◆ Material
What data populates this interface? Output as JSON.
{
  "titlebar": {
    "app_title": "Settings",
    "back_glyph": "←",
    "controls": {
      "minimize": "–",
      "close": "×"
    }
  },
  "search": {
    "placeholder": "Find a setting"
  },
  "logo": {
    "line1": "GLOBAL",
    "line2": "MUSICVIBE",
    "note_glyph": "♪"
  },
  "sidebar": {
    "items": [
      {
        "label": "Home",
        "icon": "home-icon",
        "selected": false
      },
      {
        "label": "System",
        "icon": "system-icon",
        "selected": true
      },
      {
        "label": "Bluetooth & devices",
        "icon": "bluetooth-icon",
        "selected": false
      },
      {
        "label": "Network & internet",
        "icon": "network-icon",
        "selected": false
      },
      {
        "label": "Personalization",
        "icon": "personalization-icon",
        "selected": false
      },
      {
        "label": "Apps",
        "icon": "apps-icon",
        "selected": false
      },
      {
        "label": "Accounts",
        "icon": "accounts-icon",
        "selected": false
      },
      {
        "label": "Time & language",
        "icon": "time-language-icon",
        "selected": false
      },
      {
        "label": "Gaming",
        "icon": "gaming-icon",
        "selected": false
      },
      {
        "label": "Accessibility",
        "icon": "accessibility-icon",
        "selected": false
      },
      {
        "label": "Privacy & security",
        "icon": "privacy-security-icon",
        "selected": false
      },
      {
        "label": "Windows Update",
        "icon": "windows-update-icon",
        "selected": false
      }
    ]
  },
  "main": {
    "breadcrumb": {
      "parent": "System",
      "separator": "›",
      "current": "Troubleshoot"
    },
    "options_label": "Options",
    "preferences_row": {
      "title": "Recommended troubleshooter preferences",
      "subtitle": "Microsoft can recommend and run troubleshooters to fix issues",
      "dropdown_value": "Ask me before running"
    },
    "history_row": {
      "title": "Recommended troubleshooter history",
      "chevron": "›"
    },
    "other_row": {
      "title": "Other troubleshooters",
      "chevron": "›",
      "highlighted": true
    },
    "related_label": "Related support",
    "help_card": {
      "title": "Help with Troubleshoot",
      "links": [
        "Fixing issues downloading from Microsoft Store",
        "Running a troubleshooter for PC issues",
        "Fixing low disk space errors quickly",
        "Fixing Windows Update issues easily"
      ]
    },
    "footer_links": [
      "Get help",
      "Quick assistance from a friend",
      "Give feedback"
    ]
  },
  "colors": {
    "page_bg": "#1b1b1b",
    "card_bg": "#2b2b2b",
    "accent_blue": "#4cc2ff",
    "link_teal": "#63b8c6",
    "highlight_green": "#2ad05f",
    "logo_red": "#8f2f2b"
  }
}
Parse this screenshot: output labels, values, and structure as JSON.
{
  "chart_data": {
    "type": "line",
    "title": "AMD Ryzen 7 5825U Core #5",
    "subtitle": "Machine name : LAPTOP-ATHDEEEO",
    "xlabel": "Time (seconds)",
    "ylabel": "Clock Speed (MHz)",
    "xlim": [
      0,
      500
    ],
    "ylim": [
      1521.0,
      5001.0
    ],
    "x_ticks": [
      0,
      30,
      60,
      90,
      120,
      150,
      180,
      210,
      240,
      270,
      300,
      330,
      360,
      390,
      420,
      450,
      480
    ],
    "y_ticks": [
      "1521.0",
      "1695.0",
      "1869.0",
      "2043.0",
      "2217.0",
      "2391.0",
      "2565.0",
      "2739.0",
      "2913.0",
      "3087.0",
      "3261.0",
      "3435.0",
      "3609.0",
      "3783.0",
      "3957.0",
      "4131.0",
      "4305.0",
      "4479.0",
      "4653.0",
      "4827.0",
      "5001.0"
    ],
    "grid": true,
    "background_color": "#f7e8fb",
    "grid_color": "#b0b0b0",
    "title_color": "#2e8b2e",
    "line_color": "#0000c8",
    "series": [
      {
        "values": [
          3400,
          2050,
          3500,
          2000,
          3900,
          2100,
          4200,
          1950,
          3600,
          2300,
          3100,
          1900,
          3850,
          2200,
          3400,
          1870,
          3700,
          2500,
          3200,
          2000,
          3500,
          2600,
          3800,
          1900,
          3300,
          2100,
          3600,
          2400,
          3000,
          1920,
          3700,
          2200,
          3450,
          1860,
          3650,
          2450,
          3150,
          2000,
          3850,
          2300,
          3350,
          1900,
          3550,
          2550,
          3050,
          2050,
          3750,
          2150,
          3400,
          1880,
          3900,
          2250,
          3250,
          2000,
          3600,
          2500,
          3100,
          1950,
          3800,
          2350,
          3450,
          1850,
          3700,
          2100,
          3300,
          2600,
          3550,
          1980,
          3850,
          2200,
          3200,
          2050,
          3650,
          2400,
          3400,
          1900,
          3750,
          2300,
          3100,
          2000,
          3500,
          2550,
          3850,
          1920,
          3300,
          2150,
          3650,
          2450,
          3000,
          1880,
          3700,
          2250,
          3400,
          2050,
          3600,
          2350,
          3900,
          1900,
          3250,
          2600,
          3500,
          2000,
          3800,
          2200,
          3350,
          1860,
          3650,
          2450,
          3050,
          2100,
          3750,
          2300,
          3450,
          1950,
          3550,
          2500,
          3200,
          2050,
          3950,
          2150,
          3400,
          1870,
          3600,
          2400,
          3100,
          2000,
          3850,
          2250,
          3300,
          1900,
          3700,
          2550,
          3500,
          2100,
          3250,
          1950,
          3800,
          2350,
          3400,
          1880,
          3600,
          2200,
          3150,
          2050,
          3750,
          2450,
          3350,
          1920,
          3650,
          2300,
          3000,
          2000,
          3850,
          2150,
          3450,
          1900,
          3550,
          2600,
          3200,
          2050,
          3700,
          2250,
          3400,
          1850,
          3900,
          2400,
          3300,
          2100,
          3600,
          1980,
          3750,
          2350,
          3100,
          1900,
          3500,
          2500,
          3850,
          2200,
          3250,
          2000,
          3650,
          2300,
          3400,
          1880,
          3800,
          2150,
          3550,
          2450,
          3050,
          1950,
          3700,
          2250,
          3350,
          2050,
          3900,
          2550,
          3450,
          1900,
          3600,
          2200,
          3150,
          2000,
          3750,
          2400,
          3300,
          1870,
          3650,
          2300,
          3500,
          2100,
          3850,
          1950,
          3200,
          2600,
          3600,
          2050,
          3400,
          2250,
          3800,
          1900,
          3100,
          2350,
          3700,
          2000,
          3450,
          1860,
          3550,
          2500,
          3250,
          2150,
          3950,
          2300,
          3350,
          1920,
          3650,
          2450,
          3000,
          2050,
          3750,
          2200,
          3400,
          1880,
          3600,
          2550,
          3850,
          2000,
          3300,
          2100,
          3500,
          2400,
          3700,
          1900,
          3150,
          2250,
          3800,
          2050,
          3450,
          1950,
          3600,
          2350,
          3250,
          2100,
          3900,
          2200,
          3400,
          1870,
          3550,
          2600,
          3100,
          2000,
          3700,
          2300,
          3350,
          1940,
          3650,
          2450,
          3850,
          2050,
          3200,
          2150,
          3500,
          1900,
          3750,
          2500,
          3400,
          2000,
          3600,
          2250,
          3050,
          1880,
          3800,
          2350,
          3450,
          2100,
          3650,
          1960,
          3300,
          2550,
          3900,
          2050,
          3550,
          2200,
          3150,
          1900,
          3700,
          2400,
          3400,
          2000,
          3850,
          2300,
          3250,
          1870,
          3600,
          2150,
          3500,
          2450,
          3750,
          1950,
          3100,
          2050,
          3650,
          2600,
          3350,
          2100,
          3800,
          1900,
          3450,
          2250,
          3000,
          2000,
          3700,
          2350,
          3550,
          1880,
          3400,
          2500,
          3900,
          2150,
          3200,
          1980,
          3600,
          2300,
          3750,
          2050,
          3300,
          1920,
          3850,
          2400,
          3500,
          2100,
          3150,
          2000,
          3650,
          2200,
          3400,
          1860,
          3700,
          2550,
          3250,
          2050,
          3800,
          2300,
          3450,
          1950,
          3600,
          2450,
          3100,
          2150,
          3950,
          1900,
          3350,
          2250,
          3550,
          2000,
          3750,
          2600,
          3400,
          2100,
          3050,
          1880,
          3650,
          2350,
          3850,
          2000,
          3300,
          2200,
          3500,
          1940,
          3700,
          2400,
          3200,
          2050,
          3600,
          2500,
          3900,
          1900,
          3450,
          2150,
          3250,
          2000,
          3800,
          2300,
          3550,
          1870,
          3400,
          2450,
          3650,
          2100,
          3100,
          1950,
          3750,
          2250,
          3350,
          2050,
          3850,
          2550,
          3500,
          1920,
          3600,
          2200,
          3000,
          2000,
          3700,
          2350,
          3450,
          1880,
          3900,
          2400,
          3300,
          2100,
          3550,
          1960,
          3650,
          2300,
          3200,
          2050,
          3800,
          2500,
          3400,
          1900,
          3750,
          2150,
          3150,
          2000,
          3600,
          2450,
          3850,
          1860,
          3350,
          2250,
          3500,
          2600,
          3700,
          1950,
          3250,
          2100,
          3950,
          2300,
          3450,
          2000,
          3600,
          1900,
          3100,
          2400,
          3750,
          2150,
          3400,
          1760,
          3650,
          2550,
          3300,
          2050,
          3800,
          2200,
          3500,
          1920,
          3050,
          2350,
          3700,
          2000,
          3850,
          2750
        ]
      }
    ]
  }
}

◆ Stated problem
The answer is the number of lines in the preceding material that hold "JSON"; write that number and nothing else.

◆ Task response
2